Count lines holding the word "right". Only the number is wanted.

===============

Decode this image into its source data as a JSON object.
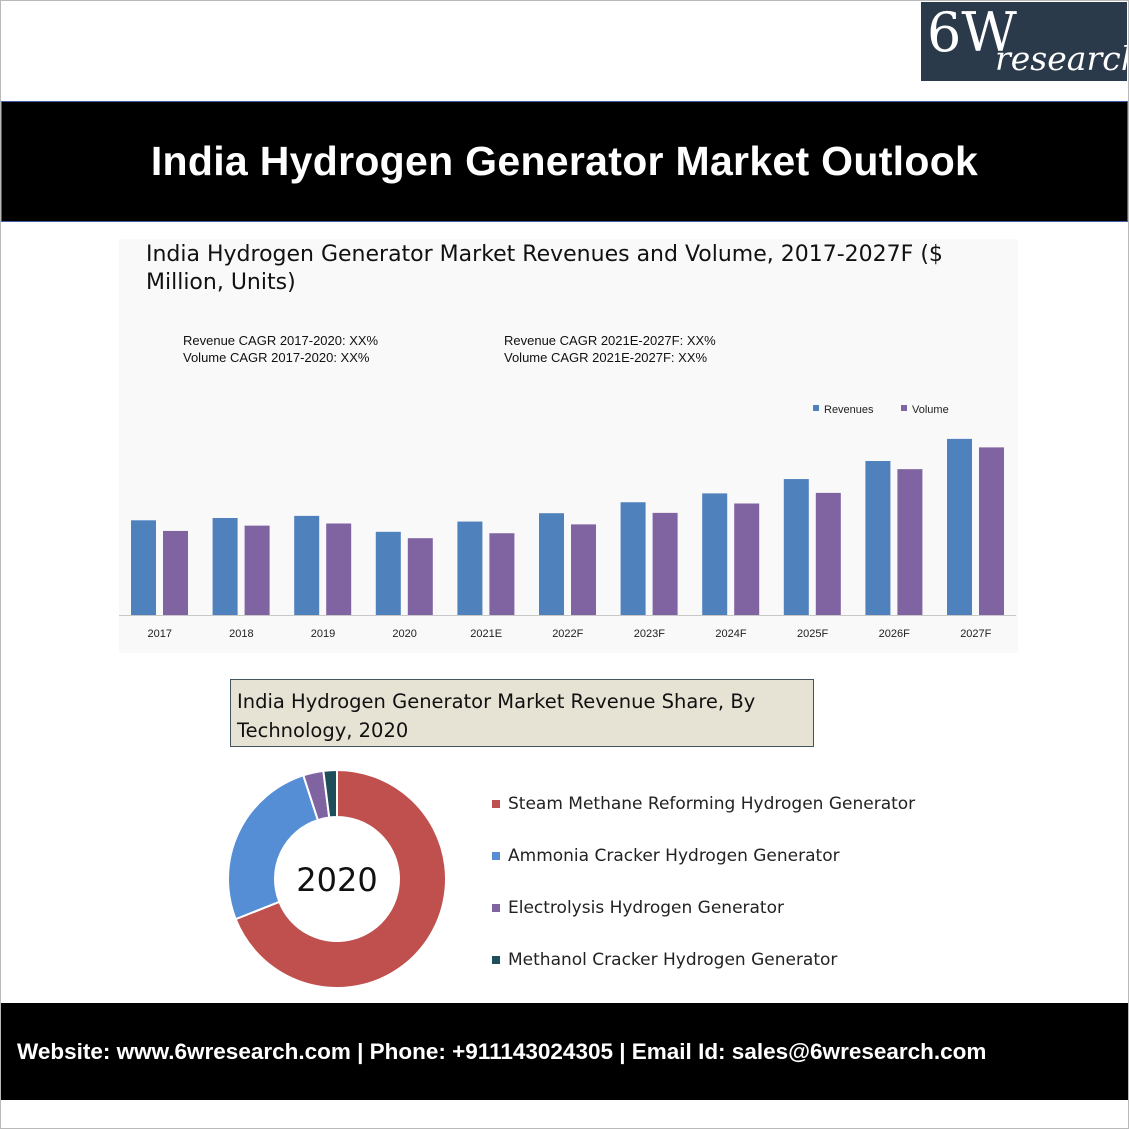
{
  "brand": {
    "logo_big": "6W",
    "logo_small": "research",
    "colors": {
      "logo_bg": "#2b3a4a",
      "title_bar": "#000000",
      "footer_bg": "#000000"
    }
  },
  "page_title": "India Hydrogen Generator Market Outlook",
  "chart_data": [
    {
      "type": "bar",
      "title": "India Hydrogen Generator Market Revenues and Volume, 2017-2027F ($ Million, Units)",
      "annotations": {
        "left": [
          "Revenue CAGR 2017-2020: XX%",
          "Volume CAGR 2017-2020: XX%"
        ],
        "right": [
          "Revenue CAGR 2021E-2027F: XX%",
          "Volume CAGR 2021E-2027F: XX%"
        ]
      },
      "categories": [
        "2017",
        "2018",
        "2019",
        "2020",
        "2021E",
        "2022F",
        "2023F",
        "2024F",
        "2025F",
        "2026F",
        "2027F"
      ],
      "series": [
        {
          "name": "Revenues",
          "color": "#4f81bd",
          "values": [
            53.5,
            54.8,
            56.0,
            47.0,
            52.8,
            57.5,
            63.7,
            68.7,
            76.8,
            87.0,
            99.5
          ]
        },
        {
          "name": "Volume",
          "color": "#8064a2",
          "values": [
            47.5,
            50.5,
            51.7,
            43.4,
            46.2,
            51.2,
            57.7,
            63.0,
            69.0,
            82.4,
            94.7
          ]
        }
      ],
      "ylim": [
        0,
        100
      ],
      "grid": false,
      "legend": "top-right",
      "xlabel": "",
      "ylabel": ""
    },
    {
      "type": "pie",
      "title": "India Hydrogen Generator Market Revenue Share, By Technology, 2020",
      "center_label": "2020",
      "labels": [
        "Steam Methane Reforming Hydrogen Generator",
        "Ammonia Cracker Hydrogen Generator",
        "Electrolysis Hydrogen Generator",
        "Methanol Cracker Hydrogen Generator"
      ],
      "values": [
        69,
        26,
        3,
        2
      ],
      "colors": [
        "#c0504d",
        "#558ed5",
        "#8064a2",
        "#1f4e5a"
      ],
      "legend": "right"
    }
  ],
  "footer": {
    "text": "Website: www.6wresearch.com | Phone: +911143024305 | Email Id: sales@6wresearch.com"
  }
}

===============

### Solution to this exercise
3